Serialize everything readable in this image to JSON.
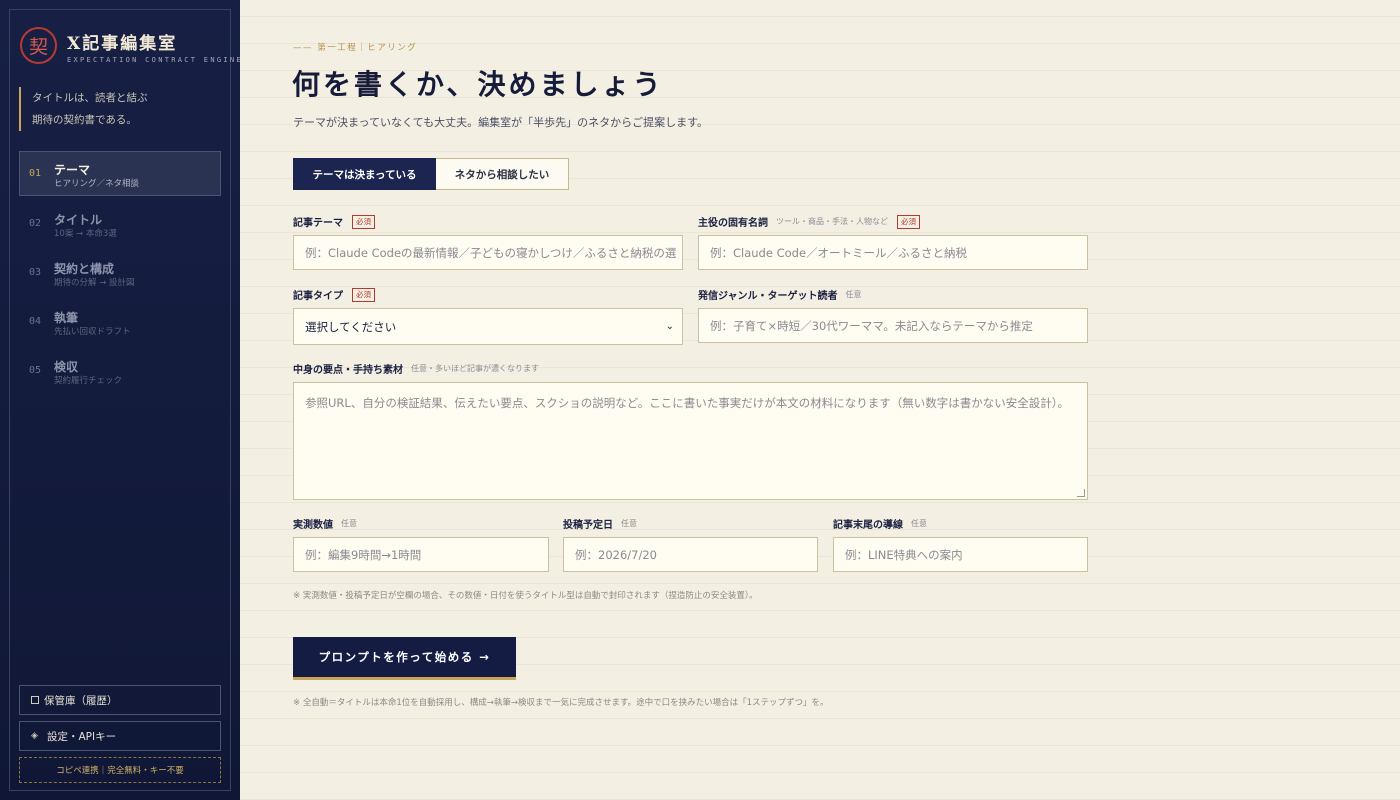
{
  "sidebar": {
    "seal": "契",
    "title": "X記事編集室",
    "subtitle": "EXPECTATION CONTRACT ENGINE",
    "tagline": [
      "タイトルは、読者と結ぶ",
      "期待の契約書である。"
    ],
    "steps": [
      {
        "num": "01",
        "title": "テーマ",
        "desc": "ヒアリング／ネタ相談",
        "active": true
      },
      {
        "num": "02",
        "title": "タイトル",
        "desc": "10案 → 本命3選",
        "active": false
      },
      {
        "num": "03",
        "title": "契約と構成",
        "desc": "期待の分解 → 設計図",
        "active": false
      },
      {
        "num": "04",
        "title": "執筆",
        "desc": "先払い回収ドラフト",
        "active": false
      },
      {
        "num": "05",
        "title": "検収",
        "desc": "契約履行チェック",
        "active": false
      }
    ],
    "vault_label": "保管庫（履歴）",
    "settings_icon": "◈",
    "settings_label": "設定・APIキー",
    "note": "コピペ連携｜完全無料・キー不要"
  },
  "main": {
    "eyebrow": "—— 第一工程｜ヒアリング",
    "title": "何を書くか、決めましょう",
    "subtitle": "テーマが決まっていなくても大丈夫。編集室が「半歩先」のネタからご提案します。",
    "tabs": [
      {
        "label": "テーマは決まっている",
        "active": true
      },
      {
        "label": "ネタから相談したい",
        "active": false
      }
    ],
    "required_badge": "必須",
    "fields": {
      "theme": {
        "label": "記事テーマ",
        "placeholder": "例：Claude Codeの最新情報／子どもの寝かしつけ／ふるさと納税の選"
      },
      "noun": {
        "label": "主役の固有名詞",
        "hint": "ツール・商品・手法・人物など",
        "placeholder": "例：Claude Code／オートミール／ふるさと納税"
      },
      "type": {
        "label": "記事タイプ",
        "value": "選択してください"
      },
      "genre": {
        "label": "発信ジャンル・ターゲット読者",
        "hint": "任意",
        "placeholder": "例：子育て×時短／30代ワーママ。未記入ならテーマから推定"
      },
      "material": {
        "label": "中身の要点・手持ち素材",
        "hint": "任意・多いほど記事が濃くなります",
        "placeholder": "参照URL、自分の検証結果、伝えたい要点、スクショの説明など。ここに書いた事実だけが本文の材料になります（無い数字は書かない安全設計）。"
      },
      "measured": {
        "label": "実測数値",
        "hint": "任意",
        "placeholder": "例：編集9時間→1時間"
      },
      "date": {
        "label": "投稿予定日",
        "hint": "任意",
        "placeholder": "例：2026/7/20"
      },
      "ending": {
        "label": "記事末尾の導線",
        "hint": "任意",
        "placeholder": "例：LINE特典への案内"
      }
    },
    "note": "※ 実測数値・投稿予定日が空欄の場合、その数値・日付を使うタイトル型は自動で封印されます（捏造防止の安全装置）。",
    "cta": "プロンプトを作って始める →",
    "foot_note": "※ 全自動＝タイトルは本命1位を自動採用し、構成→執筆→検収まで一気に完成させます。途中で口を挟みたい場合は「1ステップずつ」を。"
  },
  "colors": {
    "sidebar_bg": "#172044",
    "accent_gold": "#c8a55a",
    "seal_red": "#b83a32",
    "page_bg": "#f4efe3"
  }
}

* * * *

● Job
Each line of the data is to be duplicated exactly; pictures stay out of the copy.

● Written solution
Serialize everything readable in this image to JSON.
{
  "sidebar": {
    "seal": "契",
    "title": "X記事編集室",
    "subtitle": "EXPECTATION CONTRACT ENGINE",
    "tagline": [
      "タイトルは、読者と結ぶ",
      "期待の契約書である。"
    ],
    "steps": [
      {
        "num": "01",
        "title": "テーマ",
        "desc": "ヒアリング／ネタ相談",
        "active": true
      },
      {
        "num": "02",
        "title": "タイトル",
        "desc": "10案 → 本命3選",
        "active": false
      },
      {
        "num": "03",
        "title": "契約と構成",
        "desc": "期待の分解 → 設計図",
        "active": false
      },
      {
        "num": "04",
        "title": "執筆",
        "desc": "先払い回収ドラフト",
        "active": false
      },
      {
        "num": "05",
        "title": "検収",
        "desc": "契約履行チェック",
        "active": false
      }
    ],
    "vault_label": "保管庫（履歴）",
    "settings_icon": "◈",
    "settings_label": "設定・APIキー",
    "note": "コピペ連携｜完全無料・キー不要"
  },
  "main": {
    "eyebrow": "—— 第一工程｜ヒアリング",
    "title": "何を書くか、決めましょう",
    "subtitle": "テーマが決まっていなくても大丈夫。編集室が「半歩先」のネタからご提案します。",
    "tabs": [
      {
        "label": "テーマは決まっている",
        "active": true
      },
      {
        "label": "ネタから相談したい",
        "active": false
      }
    ],
    "required_badge": "必須",
    "fields": {
      "theme": {
        "label": "記事テーマ",
        "placeholder": "例：Claude Codeの最新情報／子どもの寝かしつけ／ふるさと納税の選"
      },
      "noun": {
        "label": "主役の固有名詞",
        "hint": "ツール・商品・手法・人物など",
        "placeholder": "例：Claude Code／オートミール／ふるさと納税"
      },
      "type": {
        "label": "記事タイプ",
        "value": "選択してください"
      },
      "genre": {
        "label": "発信ジャンル・ターゲット読者",
        "hint": "任意",
        "placeholder": "例：子育て×時短／30代ワーママ。未記入ならテーマから推定"
      },
      "material": {
        "label": "中身の要点・手持ち素材",
        "hint": "任意・多いほど記事が濃くなります",
        "placeholder": "参照URL、自分の検証結果、伝えたい要点、スクショの説明など。ここに書いた事実だけが本文の材料になります（無い数字は書かない安全設計）。"
      },
      "measured": {
        "label": "実測数値",
        "hint": "任意",
        "placeholder": "例：編集9時間→1時間"
      },
      "date": {
        "label": "投稿予定日",
        "hint": "任意",
        "placeholder": "例：2026/7/20"
      },
      "ending": {
        "label": "記事末尾の導線",
        "hint": "任意",
        "placeholder": "例：LINE特典への案内"
      }
    },
    "note": "※ 実測数値・投稿予定日が空欄の場合、その数値・日付を使うタイトル型は自動で封印されます（捏造防止の安全装置）。",
    "cta": "プロンプトを作って始める →",
    "foot_note": "※ 全自動＝タイトルは本命1位を自動採用し、構成→執筆→検収まで一気に完成させます。途中で口を挟みたい場合は「1ステップずつ」を。"
  },
  "colors": {
    "sidebar_bg": "#172044",
    "accent_gold": "#c8a55a",
    "seal_red": "#b83a32",
    "page_bg": "#f4efe3"
  }
}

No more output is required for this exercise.